____ Rows

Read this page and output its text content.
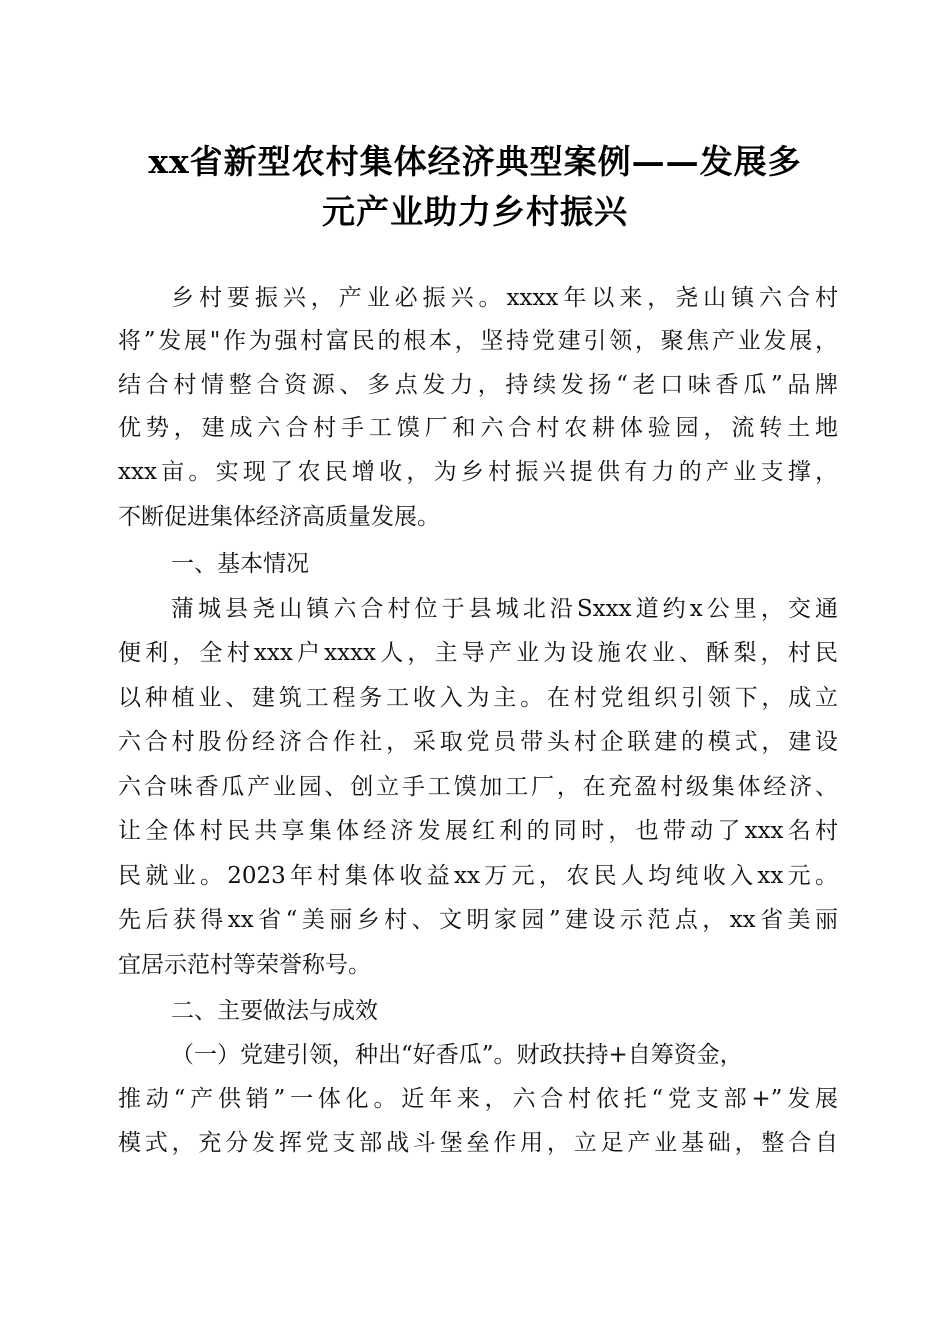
xx省新型农村集体经济典型案例——发展多
元产业助力乡村振兴
乡村要振兴，产业必振兴。xxxx年以来，尧山镇六合村
将”发展"作为强村富民的根本，坚持党建引领，聚焦产业发展，
结合村情整合资源、多点发力，持续发扬“老口味香瓜”品牌
优势，建成六合村手工馍厂和六合村农耕体验园，流转土地
xxx亩。实现了农民增收，为乡村振兴提供有力的产业支撑，
不断促进集体经济高质量发展。
一、基本情况
蒲城县尧山镇六合村位于县城北沿Sxxx道约x公里，交通
便利，全村xxx户xxxx人，主导产业为设施农业、酥梨，村民
以种植业、建筑工程务工收入为主。在村党组织引领下，成立
六合村股份经济合作社，采取党员带头村企联建的模式，建设
六合味香瓜产业园、创立手工馍加工厂，在充盈村级集体经济、
让全体村民共享集体经济发展红利的同时，也带动了xxx名村
民就业。2023年村集体收益xx万元，农民人均纯收入xx元。
先后获得xx省“美丽乡村、文明家园”建设示范点，xx省美丽
宜居示范村等荣誉称号。
二、主要做法与成效
（一）党建引领，种出“好香瓜”。财政扶持+自筹资金，
推动“产供销”一体化。近年来，六合村依托“党支部+”发展
模式，充分发挥党支部战斗堡垒作用，立足产业基础，整合自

________

● **Task to carry out**
Print all of the entries word for word. Omit the pictures they contain.

● **Result of the exercise**
Read this page and output its text content.
xx省新型农村集体经济典型案例——发展多
元产业助力乡村振兴
乡村要振兴，产业必振兴。xxxx年以来，尧山镇六合村
将”发展"作为强村富民的根本，坚持党建引领，聚焦产业发展，
结合村情整合资源、多点发力，持续发扬“老口味香瓜”品牌
优势，建成六合村手工馍厂和六合村农耕体验园，流转土地
xxx亩。实现了农民增收，为乡村振兴提供有力的产业支撑，
不断促进集体经济高质量发展。
一、基本情况
蒲城县尧山镇六合村位于县城北沿Sxxx道约x公里，交通
便利，全村xxx户xxxx人，主导产业为设施农业、酥梨，村民
以种植业、建筑工程务工收入为主。在村党组织引领下，成立
六合村股份经济合作社，采取党员带头村企联建的模式，建设
六合味香瓜产业园、创立手工馍加工厂，在充盈村级集体经济、
让全体村民共享集体经济发展红利的同时，也带动了xxx名村
民就业。2023年村集体收益xx万元，农民人均纯收入xx元。
先后获得xx省“美丽乡村、文明家园”建设示范点，xx省美丽
宜居示范村等荣誉称号。
二、主要做法与成效
（一）党建引领，种出“好香瓜”。财政扶持+自筹资金，
推动“产供销”一体化。近年来，六合村依托“党支部+”发展
模式，充分发挥党支部战斗堡垒作用，立足产业基础，整合自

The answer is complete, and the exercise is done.